→ Information shown:
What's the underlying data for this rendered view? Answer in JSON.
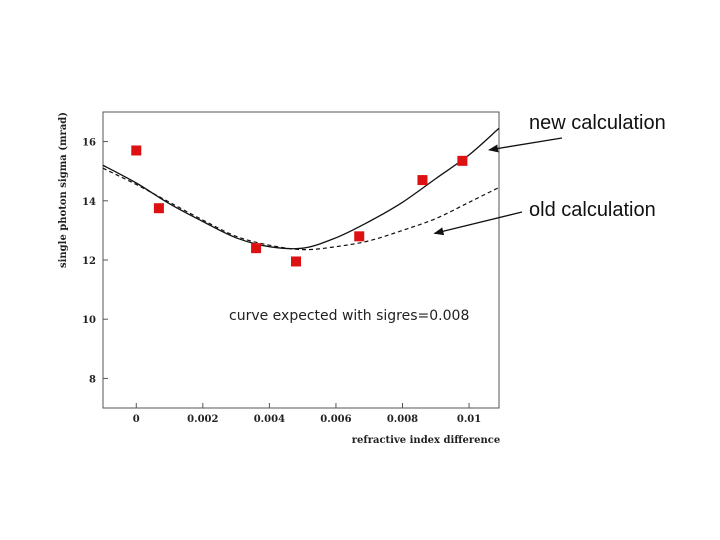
{
  "chart_data": {
    "type": "scatter",
    "xlabel": "refractive index difference",
    "ylabel": "single photon sigma (mrad)",
    "xlim": [
      -0.001,
      0.0109
    ],
    "ylim": [
      7,
      17
    ],
    "x_ticks": [
      0,
      0.002,
      0.004,
      0.006,
      0.008,
      0.01
    ],
    "x_tick_labels": [
      "0",
      "0.002",
      "0.004",
      "0.006",
      "0.008",
      "0.01"
    ],
    "y_ticks": [
      8,
      10,
      12,
      14,
      16
    ],
    "y_tick_labels": [
      "8",
      "10",
      "12",
      "14",
      "16"
    ],
    "annotation": "curve expected with sigres=0.008",
    "points": {
      "x": [
        0.0,
        0.00068,
        0.0036,
        0.0048,
        0.0067,
        0.0086,
        0.0098
      ],
      "y": [
        15.7,
        13.75,
        12.4,
        11.95,
        12.8,
        14.7,
        15.35
      ],
      "color": "#dd1111"
    },
    "curves": [
      {
        "label": "new calculation",
        "style": "solid",
        "x": [
          -0.001,
          0.0,
          0.001,
          0.002,
          0.003,
          0.004,
          0.005,
          0.006,
          0.007,
          0.008,
          0.009,
          0.01,
          0.0109
        ],
        "y": [
          15.2,
          14.6,
          13.9,
          13.3,
          12.75,
          12.45,
          12.4,
          12.75,
          13.3,
          13.95,
          14.75,
          15.55,
          16.45
        ]
      },
      {
        "label": "old calculation",
        "style": "dashed",
        "x": [
          -0.001,
          0.0,
          0.001,
          0.002,
          0.003,
          0.004,
          0.005,
          0.006,
          0.007,
          0.008,
          0.009,
          0.01,
          0.0109
        ],
        "y": [
          15.1,
          14.55,
          13.95,
          13.35,
          12.8,
          12.5,
          12.35,
          12.45,
          12.65,
          13.0,
          13.4,
          13.95,
          14.45
        ]
      }
    ]
  }
}
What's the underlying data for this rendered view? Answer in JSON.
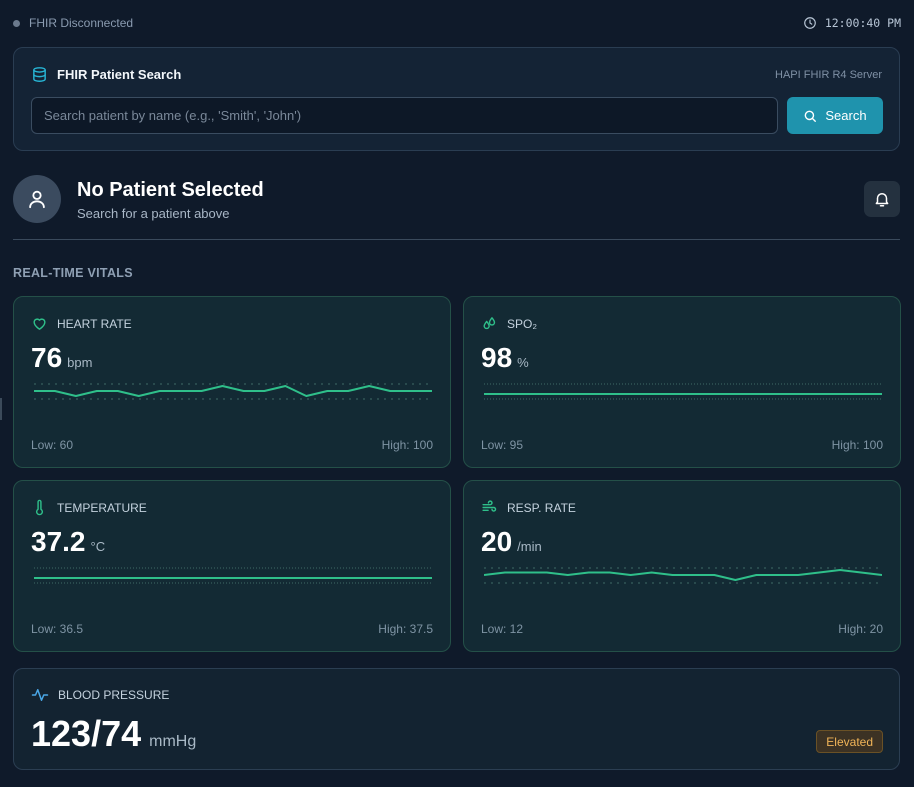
{
  "status": {
    "connection": "FHIR Disconnected",
    "time": "12:00:40 PM"
  },
  "search": {
    "title": "FHIR Patient Search",
    "server": "HAPI FHIR R4 Server",
    "placeholder": "Search patient by name (e.g., 'Smith', 'John')",
    "value": "",
    "button_label": "Search"
  },
  "patient": {
    "name": "No Patient Selected",
    "subtitle": "Search for a patient above"
  },
  "section_title": "REAL-TIME VITALS",
  "vitals": [
    {
      "label": "HEART RATE",
      "value": "76",
      "unit": "bpm",
      "low": "Low: 60",
      "high": "High: 100",
      "icon": "heart-icon",
      "trend": [
        76,
        76,
        75,
        76,
        76,
        75,
        76,
        76,
        76,
        77,
        76,
        76,
        77,
        75,
        76,
        76,
        77,
        76,
        76,
        76
      ]
    },
    {
      "label": "SPO₂",
      "value": "98",
      "unit": "%",
      "low": "Low: 95",
      "high": "High: 100",
      "icon": "droplets-icon",
      "trend": [
        98,
        98,
        98,
        98,
        98,
        98,
        98,
        98,
        98,
        98,
        98,
        98,
        98,
        98,
        98,
        98,
        98,
        98,
        98,
        98
      ]
    },
    {
      "label": "TEMPERATURE",
      "value": "37.2",
      "unit": "°C",
      "low": "Low: 36.5",
      "high": "High: 37.5",
      "icon": "thermometer-icon",
      "trend": [
        37.2,
        37.2,
        37.2,
        37.2,
        37.2,
        37.2,
        37.2,
        37.2,
        37.2,
        37.2,
        37.2,
        37.2,
        37.2,
        37.2,
        37.2,
        37.2,
        37.2,
        37.2,
        37.2,
        37.2
      ]
    },
    {
      "label": "RESP. RATE",
      "value": "20",
      "unit": "/min",
      "low": "Low: 12",
      "high": "High: 20",
      "icon": "wind-icon",
      "trend": [
        19,
        20,
        20,
        20,
        19,
        20,
        20,
        19,
        20,
        19,
        19,
        19,
        17,
        19,
        19,
        19,
        20,
        21,
        20,
        19
      ]
    }
  ],
  "blood_pressure": {
    "label": "BLOOD PRESSURE",
    "value": "123/74",
    "unit": "mmHg",
    "status": "Elevated",
    "icon": "activity-icon"
  },
  "colors": {
    "accent": "#1f93ad",
    "vital_line": "#2fbf8a",
    "warning": "#f0b458",
    "background": "#0f1a2a"
  }
}
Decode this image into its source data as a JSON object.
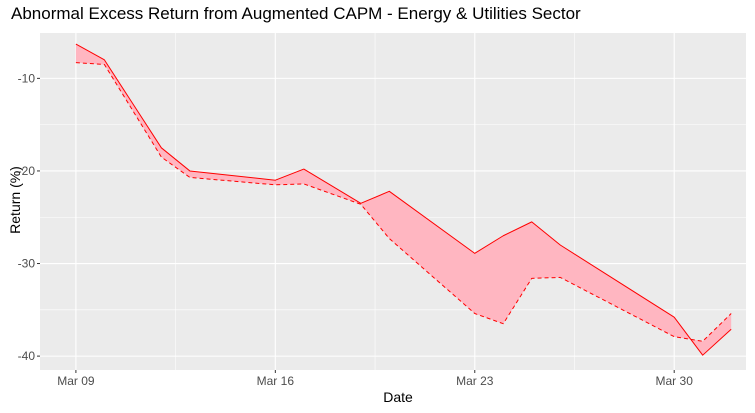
{
  "chart_data": {
    "type": "area",
    "title": "Abnormal Excess Return from Augmented CAPM - Energy & Utilities Sector",
    "xlabel": "Date",
    "ylabel": "Return (%)",
    "x_tick_labels": [
      "Mar 09",
      "Mar 16",
      "Mar 23",
      "Mar 30"
    ],
    "y_tick_labels": [
      "-10",
      "-20",
      "-30",
      "-40"
    ],
    "x_ticks_day": [
      0,
      7,
      14,
      21
    ],
    "y_ticks": [
      -10,
      -20,
      -30,
      -40
    ],
    "xlim_day": [
      -1.26,
      23.52
    ],
    "ylim": [
      -41.5,
      -5.1
    ],
    "x": [
      0,
      1,
      3,
      4,
      7,
      8,
      10,
      11,
      14,
      15,
      16,
      17,
      21,
      22,
      23
    ],
    "series": [
      {
        "style": "solid",
        "color": "#ff0000",
        "values": [
          -6.3,
          -8.0,
          -17.5,
          -20.0,
          -21.0,
          -19.8,
          -23.5,
          -22.2,
          -28.9,
          -27.0,
          -25.5,
          -28.0,
          -35.8,
          -39.9,
          -37.1
        ]
      },
      {
        "style": "dashed",
        "color": "#ff0000",
        "values": [
          -8.3,
          -8.5,
          -18.5,
          -20.7,
          -21.5,
          -21.4,
          -23.6,
          -27.3,
          -35.4,
          -36.5,
          -31.6,
          -31.5,
          -37.9,
          -38.4,
          -35.4
        ]
      }
    ],
    "fill_color": "#ffb6c1",
    "panel_color": "#ebebeb",
    "grid": true,
    "legend": "none"
  }
}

→ Objective:
Gather each line of the records holding the string "ylabel".

→ Written solution:
    "ylabel": "single photon sigma (mrad)",
    "ylabel": "Return (%)",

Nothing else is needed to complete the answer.